## EXTRACTED DATA
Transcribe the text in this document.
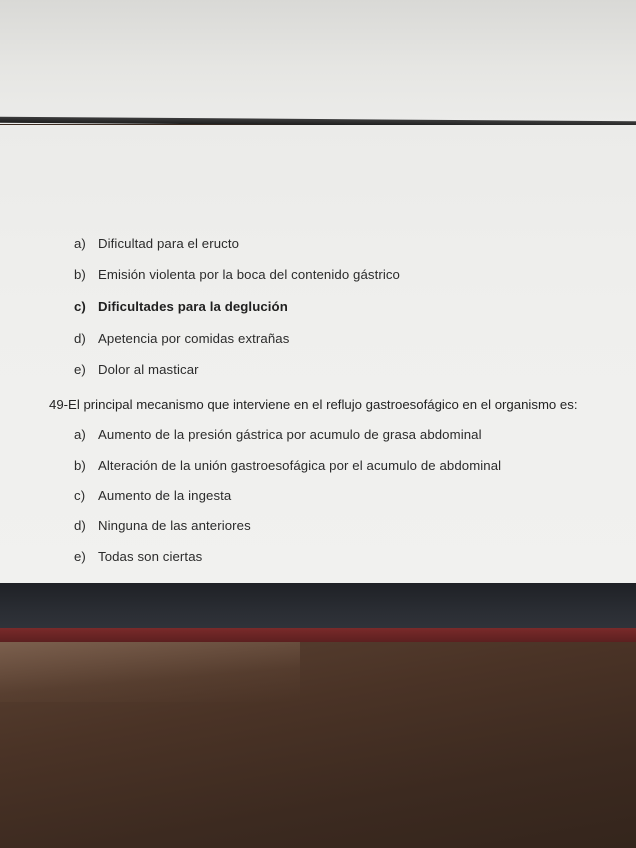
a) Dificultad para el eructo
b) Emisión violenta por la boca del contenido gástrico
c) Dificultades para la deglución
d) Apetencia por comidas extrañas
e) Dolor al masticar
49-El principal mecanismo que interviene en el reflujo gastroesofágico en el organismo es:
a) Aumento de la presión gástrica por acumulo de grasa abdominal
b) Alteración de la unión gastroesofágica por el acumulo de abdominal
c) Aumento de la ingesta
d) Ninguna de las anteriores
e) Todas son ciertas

* * *

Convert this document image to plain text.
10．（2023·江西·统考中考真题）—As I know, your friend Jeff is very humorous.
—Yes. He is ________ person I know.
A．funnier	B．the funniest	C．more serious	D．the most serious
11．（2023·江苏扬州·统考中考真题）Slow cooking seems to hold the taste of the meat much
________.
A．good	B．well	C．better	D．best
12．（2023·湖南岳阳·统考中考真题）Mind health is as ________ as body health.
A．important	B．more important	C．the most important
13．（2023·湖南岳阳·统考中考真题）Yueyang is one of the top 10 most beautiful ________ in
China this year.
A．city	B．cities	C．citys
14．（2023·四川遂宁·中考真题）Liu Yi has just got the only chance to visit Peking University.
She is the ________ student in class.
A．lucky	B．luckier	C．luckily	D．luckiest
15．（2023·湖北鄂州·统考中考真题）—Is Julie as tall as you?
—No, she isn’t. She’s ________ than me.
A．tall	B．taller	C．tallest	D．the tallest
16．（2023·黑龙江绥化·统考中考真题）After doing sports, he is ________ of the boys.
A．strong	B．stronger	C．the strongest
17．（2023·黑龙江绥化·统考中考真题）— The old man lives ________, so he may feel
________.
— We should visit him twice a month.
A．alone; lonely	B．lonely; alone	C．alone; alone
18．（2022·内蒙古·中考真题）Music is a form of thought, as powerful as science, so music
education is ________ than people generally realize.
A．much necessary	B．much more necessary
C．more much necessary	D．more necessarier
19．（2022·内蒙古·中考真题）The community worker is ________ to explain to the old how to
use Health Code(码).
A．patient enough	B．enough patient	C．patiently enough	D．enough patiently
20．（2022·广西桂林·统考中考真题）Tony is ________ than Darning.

## GIVEN TASK
Select every line where the word "黑龙江绥化" occurs.

## TASK ANSWER
16．（2023·黑龙江绥化·统考中考真题）After doing sports, he is ________ of the boys.
17．（2023·黑龙江绥化·统考中考真题）— The old man lives ________, so he may feel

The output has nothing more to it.